> [PROBLEM REQUIREMENTS]
Quote all lines below exactly. Images stay out.

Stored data
☆ ☆ ☆ ☆ ☆

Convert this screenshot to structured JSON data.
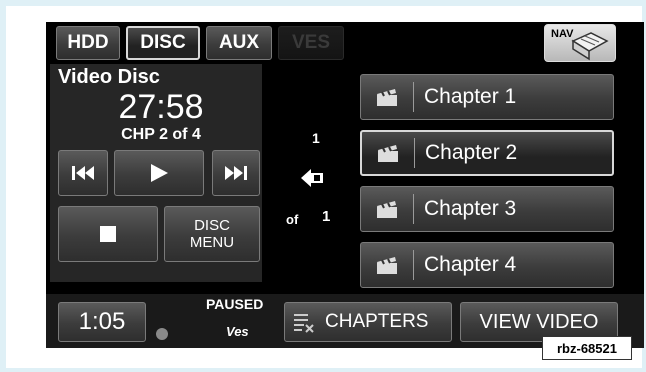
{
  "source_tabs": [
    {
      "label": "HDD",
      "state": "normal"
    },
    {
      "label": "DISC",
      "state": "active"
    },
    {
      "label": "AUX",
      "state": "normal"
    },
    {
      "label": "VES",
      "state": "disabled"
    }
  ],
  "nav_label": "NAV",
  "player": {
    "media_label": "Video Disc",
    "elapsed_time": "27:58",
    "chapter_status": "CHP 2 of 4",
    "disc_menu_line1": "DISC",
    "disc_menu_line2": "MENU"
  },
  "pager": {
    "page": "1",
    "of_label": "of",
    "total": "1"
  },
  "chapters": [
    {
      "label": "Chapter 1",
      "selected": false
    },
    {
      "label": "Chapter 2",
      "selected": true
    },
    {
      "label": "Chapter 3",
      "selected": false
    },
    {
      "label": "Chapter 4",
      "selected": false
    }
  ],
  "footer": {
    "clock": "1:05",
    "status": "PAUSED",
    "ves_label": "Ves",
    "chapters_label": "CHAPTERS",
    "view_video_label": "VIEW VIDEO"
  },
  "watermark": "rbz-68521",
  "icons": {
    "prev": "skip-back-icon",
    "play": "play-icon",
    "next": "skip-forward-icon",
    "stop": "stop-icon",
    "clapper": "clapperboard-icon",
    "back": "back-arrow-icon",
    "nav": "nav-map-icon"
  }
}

☆ ☆ ☆ ☆ ☆

> [CORRECT RESPONSE]
Convert this screenshot to structured JSON data.
{
  "source_tabs": [
    {
      "label": "HDD",
      "state": "normal"
    },
    {
      "label": "DISC",
      "state": "active"
    },
    {
      "label": "AUX",
      "state": "normal"
    },
    {
      "label": "VES",
      "state": "disabled"
    }
  ],
  "nav_label": "NAV",
  "player": {
    "media_label": "Video Disc",
    "elapsed_time": "27:58",
    "chapter_status": "CHP 2 of 4",
    "disc_menu_line1": "DISC",
    "disc_menu_line2": "MENU"
  },
  "pager": {
    "page": "1",
    "of_label": "of",
    "total": "1"
  },
  "chapters": [
    {
      "label": "Chapter 1",
      "selected": false
    },
    {
      "label": "Chapter 2",
      "selected": true
    },
    {
      "label": "Chapter 3",
      "selected": false
    },
    {
      "label": "Chapter 4",
      "selected": false
    }
  ],
  "footer": {
    "clock": "1:05",
    "status": "PAUSED",
    "ves_label": "Ves",
    "chapters_label": "CHAPTERS",
    "view_video_label": "VIEW VIDEO"
  },
  "watermark": "rbz-68521",
  "icons": {
    "prev": "skip-back-icon",
    "play": "play-icon",
    "next": "skip-forward-icon",
    "stop": "stop-icon",
    "clapper": "clapperboard-icon",
    "back": "back-arrow-icon",
    "nav": "nav-map-icon"
  }
}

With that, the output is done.